▸ TASK OBJECTIVE
Pull every line holding the string "年度工作计划书" from the records below.

▸ DATA TO PROCESS
## begin

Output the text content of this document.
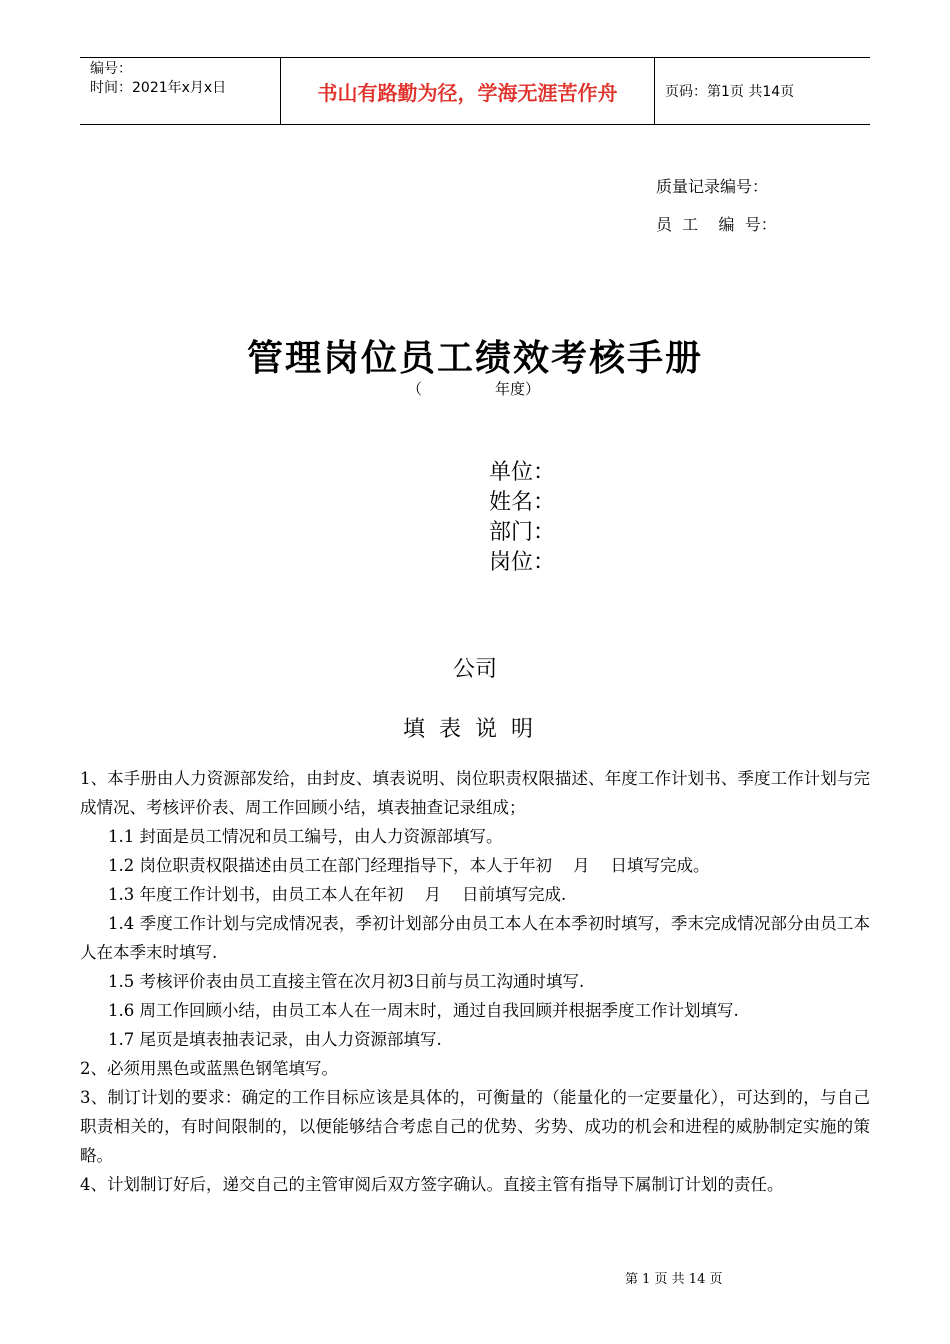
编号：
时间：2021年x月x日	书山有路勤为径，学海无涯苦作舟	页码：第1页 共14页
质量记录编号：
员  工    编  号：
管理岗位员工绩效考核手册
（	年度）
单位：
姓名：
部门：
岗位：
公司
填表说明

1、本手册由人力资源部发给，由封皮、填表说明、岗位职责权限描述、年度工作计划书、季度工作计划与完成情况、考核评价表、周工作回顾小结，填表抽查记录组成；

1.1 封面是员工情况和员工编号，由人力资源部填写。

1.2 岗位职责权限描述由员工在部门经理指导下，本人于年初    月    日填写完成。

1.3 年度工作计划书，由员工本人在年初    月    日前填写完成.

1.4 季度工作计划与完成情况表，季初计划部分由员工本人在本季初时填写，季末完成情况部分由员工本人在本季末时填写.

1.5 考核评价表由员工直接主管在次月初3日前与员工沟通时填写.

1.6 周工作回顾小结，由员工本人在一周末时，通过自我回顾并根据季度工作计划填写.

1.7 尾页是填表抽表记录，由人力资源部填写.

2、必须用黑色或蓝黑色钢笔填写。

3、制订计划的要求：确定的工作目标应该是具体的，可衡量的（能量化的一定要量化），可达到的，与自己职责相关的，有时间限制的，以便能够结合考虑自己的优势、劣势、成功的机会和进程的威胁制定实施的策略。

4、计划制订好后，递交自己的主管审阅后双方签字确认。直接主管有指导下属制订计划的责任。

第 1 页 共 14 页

## end
## begin

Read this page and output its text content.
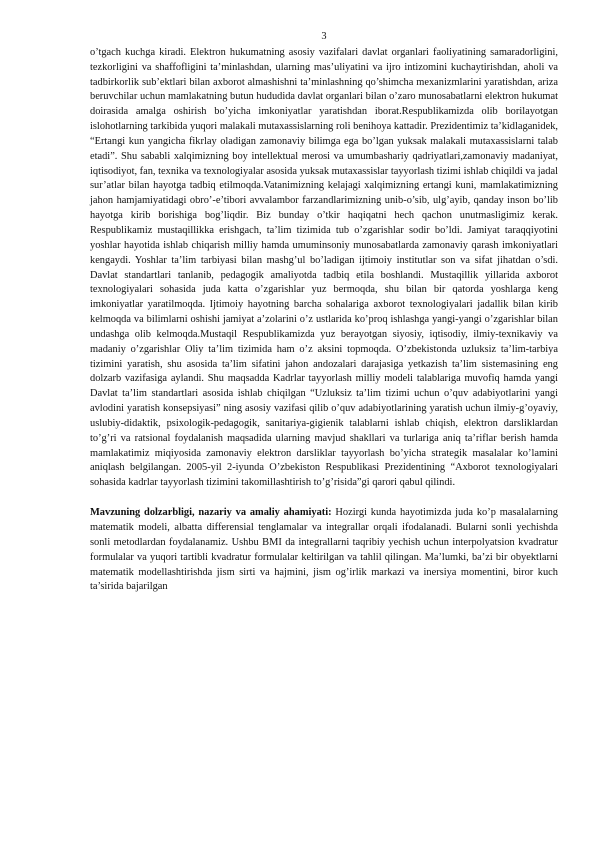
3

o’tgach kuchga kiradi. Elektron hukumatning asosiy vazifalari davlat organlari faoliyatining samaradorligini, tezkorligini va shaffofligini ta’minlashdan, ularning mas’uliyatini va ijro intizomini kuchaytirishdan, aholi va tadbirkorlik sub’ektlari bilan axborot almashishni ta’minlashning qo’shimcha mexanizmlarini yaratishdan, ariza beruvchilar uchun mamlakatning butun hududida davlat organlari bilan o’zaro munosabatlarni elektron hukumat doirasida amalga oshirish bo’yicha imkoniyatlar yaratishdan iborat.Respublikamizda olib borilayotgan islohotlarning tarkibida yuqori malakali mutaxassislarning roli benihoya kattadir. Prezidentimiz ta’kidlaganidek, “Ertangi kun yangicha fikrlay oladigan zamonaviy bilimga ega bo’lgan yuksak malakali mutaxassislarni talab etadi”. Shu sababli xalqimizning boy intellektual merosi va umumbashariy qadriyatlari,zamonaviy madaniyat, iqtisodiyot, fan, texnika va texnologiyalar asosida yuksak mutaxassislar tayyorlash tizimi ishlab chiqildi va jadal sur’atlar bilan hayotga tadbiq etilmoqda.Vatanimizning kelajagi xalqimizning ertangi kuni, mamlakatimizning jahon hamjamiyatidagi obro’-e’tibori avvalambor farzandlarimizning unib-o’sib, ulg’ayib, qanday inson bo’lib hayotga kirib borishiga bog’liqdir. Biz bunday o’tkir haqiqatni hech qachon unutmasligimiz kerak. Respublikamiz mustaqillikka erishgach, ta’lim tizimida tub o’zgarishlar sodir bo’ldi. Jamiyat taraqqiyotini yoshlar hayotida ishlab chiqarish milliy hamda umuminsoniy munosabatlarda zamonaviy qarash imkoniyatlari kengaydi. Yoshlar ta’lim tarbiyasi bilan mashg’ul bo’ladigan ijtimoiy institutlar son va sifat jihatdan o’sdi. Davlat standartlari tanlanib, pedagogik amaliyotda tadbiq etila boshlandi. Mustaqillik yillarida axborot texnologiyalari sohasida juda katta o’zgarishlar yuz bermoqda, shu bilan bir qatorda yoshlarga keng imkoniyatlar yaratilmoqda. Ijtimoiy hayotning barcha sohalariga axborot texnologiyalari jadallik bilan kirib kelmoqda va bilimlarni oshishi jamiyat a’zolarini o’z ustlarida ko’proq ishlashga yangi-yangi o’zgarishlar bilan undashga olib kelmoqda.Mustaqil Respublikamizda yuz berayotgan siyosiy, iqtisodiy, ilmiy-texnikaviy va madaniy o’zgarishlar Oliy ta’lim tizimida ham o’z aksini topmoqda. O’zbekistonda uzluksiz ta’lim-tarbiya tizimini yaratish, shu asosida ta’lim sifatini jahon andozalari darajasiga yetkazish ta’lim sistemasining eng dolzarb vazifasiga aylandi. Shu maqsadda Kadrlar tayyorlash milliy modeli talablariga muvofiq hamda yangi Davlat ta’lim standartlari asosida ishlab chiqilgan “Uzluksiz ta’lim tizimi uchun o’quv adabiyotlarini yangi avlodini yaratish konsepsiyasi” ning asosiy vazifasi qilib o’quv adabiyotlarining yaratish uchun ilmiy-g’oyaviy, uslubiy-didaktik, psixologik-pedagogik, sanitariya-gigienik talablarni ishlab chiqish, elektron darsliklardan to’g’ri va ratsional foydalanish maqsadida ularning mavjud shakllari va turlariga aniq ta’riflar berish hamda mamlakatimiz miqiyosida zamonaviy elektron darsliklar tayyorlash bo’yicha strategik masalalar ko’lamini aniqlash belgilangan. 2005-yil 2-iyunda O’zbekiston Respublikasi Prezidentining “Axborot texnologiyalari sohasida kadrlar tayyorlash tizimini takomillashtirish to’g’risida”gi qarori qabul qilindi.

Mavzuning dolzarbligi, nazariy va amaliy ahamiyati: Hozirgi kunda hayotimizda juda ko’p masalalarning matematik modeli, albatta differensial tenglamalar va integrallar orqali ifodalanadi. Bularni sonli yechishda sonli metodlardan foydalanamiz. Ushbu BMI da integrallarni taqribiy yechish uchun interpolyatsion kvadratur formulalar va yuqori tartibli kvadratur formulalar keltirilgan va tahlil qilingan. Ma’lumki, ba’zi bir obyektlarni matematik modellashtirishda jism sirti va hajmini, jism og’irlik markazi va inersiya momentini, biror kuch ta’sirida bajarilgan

## end

▸ TASK RESPONSE
1、本手册由人力资源部发给，由封皮、填表说明、岗位职责权限描述、年度工作计划书、季度工作计划与完成情况、考核评价表、周工作回顾小结，填表抽查记录组成；
1.3 年度工作计划书，由员工本人在年初    月    日前填写完成.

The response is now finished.